** Begin **

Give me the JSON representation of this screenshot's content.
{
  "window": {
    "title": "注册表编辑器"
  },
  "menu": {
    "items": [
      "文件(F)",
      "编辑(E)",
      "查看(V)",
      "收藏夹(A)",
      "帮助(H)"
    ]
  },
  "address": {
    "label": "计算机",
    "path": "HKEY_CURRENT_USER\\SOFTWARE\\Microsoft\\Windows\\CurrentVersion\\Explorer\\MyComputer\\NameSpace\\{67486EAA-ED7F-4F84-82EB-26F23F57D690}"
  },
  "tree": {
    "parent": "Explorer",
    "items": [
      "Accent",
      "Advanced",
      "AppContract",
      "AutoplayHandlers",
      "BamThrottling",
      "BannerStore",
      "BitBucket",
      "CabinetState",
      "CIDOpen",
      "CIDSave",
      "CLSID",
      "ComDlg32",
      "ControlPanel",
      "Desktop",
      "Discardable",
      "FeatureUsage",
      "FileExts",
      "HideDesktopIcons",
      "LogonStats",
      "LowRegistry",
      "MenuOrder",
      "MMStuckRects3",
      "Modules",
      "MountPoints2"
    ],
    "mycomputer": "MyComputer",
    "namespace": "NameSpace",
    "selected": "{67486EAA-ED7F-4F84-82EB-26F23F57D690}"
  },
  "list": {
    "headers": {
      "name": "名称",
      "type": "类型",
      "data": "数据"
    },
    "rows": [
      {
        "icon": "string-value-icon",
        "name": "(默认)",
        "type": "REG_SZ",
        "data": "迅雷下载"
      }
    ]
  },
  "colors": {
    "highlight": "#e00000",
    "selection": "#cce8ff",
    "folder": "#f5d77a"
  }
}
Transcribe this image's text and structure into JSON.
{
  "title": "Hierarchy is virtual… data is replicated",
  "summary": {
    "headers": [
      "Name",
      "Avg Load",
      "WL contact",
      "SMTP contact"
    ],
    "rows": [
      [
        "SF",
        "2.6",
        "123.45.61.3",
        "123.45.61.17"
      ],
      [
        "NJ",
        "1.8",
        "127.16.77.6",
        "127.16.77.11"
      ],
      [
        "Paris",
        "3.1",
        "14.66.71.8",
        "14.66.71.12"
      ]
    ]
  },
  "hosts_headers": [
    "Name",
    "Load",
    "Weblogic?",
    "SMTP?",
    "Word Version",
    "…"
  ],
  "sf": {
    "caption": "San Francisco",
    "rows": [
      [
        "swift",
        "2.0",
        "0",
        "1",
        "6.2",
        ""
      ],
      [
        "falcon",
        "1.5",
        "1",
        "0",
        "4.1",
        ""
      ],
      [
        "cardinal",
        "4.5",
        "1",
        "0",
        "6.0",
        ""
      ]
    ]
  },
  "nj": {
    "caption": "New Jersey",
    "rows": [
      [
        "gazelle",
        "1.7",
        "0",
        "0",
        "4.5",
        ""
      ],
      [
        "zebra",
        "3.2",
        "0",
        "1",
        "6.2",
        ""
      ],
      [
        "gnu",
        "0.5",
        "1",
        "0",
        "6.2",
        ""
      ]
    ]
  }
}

** End **
** Begin **

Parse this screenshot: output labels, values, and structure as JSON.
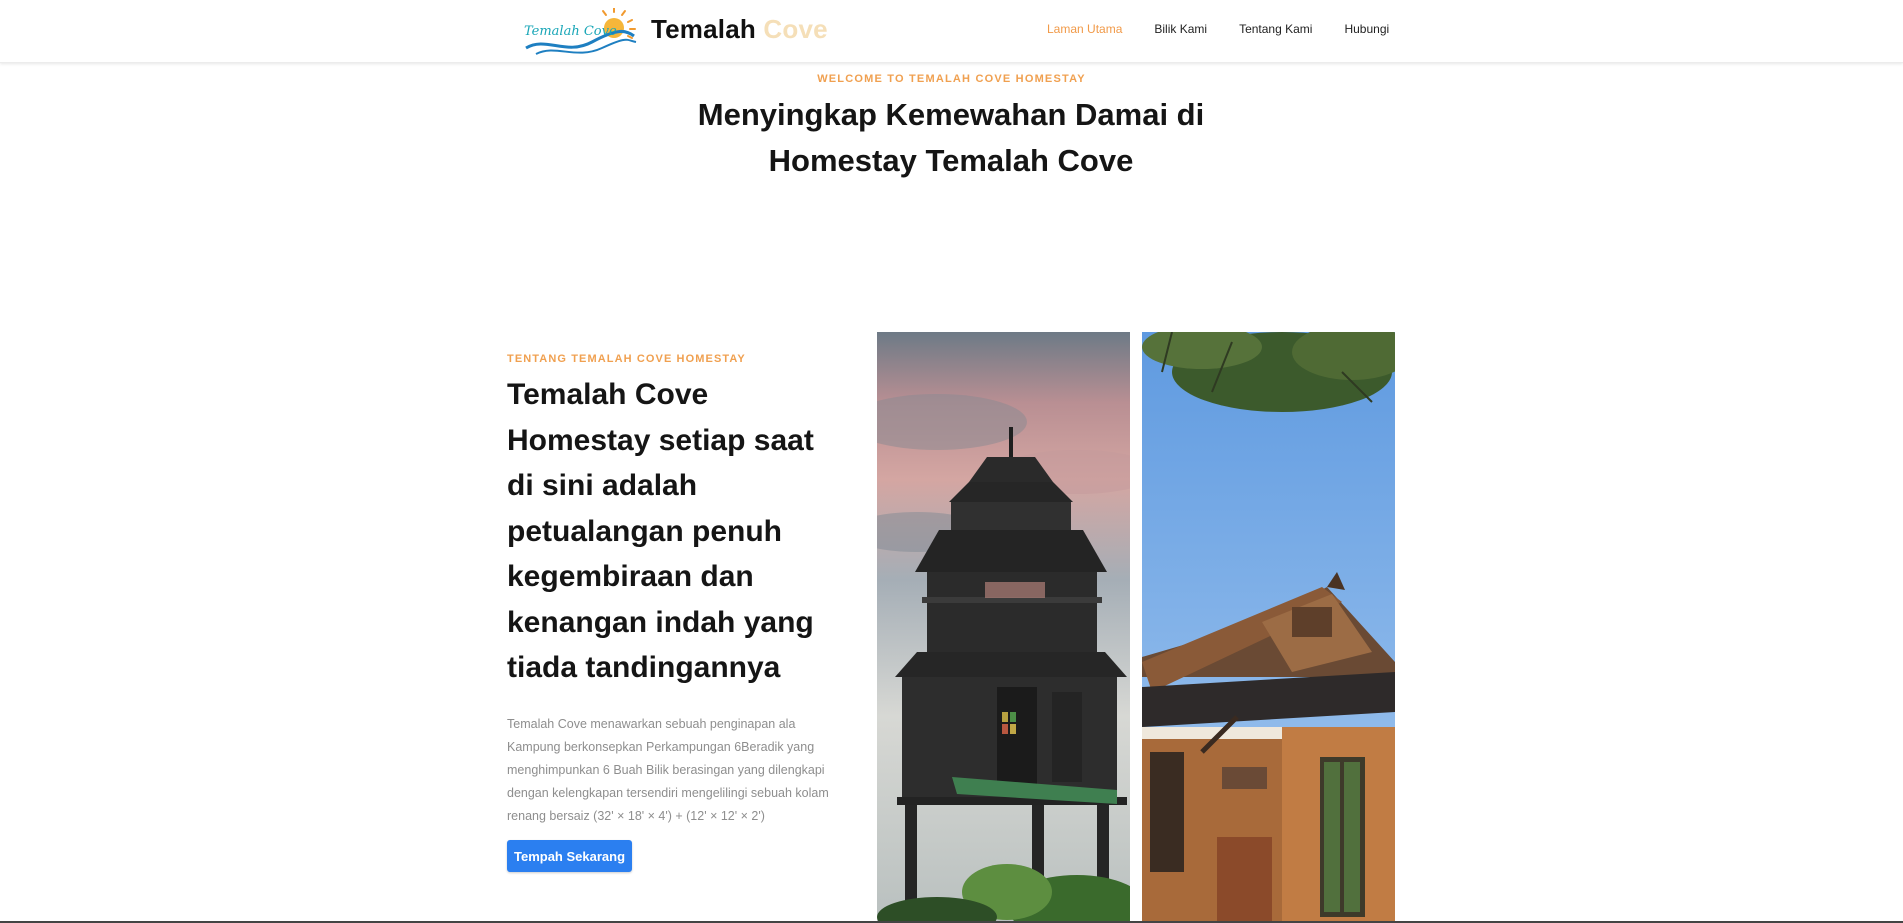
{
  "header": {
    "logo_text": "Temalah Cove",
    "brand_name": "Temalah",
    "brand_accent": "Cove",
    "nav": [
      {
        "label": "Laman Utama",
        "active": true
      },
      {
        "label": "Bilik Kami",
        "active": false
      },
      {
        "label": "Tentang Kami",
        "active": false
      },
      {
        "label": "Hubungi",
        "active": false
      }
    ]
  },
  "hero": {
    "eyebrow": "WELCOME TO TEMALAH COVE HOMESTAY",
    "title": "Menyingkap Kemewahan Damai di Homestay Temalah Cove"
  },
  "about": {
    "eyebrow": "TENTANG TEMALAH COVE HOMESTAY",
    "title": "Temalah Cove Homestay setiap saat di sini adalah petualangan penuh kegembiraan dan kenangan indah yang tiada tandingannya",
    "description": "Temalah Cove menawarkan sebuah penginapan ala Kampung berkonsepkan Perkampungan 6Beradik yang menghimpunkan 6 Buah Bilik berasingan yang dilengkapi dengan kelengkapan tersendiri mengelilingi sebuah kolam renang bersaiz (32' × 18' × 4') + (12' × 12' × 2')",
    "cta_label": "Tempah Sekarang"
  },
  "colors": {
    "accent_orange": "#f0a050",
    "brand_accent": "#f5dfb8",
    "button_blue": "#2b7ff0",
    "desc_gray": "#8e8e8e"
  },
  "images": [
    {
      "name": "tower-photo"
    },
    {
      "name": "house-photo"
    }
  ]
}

** End **
** Begin **

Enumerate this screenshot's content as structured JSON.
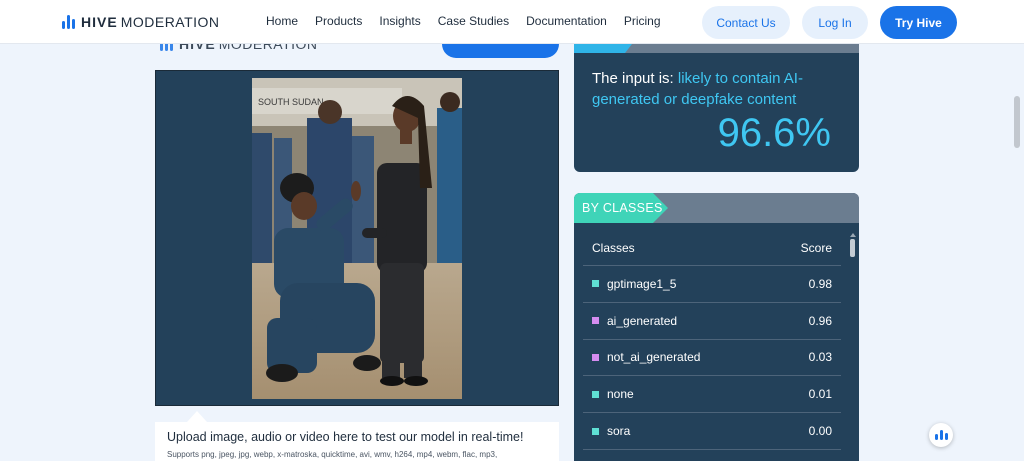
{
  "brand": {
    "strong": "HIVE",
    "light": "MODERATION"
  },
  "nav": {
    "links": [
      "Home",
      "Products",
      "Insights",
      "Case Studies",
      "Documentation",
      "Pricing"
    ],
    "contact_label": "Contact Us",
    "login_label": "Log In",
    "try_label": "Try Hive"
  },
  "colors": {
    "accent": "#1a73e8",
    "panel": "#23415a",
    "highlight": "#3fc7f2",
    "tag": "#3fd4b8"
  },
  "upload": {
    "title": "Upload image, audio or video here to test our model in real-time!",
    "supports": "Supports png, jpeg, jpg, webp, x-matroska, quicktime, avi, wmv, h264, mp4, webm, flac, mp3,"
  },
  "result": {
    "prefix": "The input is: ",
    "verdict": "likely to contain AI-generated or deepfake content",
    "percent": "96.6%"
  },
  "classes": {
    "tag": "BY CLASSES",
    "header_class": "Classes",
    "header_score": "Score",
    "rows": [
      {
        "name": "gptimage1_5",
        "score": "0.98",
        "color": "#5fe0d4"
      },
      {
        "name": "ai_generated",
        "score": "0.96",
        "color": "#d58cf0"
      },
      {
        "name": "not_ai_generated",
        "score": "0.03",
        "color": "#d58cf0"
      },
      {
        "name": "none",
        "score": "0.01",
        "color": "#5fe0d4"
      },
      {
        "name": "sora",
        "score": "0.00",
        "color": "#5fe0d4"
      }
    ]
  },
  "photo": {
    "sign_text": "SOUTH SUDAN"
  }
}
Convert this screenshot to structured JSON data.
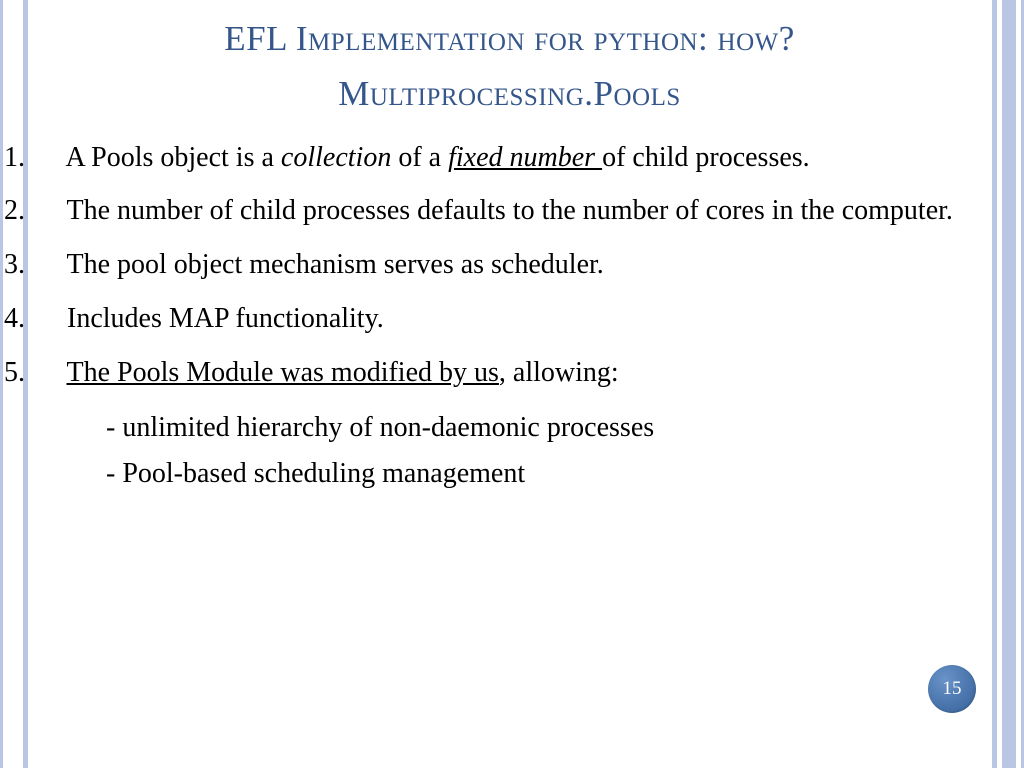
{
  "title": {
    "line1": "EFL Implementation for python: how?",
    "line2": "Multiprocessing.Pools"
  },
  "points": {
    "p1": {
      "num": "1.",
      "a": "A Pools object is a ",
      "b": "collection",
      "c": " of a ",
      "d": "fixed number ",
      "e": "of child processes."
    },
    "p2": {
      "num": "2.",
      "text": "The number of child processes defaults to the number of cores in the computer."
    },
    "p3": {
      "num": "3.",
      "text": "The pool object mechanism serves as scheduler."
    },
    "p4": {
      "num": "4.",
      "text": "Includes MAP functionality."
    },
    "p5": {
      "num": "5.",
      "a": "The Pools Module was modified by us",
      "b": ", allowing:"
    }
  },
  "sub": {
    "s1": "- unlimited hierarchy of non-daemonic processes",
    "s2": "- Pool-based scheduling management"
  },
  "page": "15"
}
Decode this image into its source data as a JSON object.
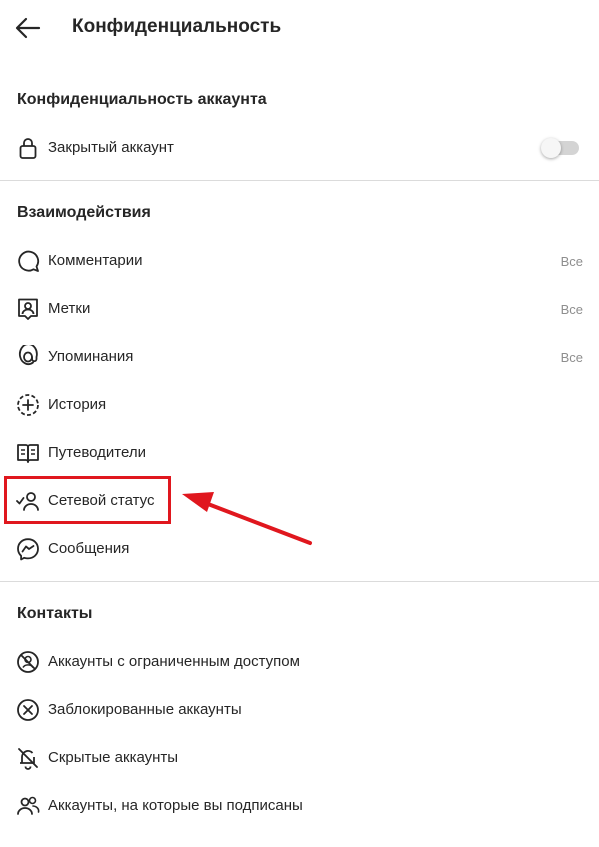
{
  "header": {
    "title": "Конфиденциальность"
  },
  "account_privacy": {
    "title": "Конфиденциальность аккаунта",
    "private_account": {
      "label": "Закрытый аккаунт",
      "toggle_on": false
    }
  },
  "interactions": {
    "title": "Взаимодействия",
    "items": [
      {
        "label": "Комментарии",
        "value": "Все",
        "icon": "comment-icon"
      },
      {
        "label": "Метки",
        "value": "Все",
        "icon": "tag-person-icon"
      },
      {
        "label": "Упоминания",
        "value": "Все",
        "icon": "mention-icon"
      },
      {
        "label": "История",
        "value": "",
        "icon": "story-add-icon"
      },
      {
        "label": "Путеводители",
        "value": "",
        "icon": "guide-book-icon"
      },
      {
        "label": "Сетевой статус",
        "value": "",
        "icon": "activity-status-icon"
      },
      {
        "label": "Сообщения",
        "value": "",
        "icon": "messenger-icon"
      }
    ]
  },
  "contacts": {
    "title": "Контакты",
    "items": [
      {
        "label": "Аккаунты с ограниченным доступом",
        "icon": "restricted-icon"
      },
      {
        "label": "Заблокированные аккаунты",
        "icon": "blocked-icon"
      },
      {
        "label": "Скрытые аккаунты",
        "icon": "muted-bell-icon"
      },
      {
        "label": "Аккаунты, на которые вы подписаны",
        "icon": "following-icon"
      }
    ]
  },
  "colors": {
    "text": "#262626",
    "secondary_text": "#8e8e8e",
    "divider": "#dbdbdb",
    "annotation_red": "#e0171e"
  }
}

** End **

Look over the listing. Pull out every line with the string "into" in it.

SOLUTION TO THIS PROBLEM
Transcribe this image's text and structure into JSON.
Decode this image into its source data as a JSON object.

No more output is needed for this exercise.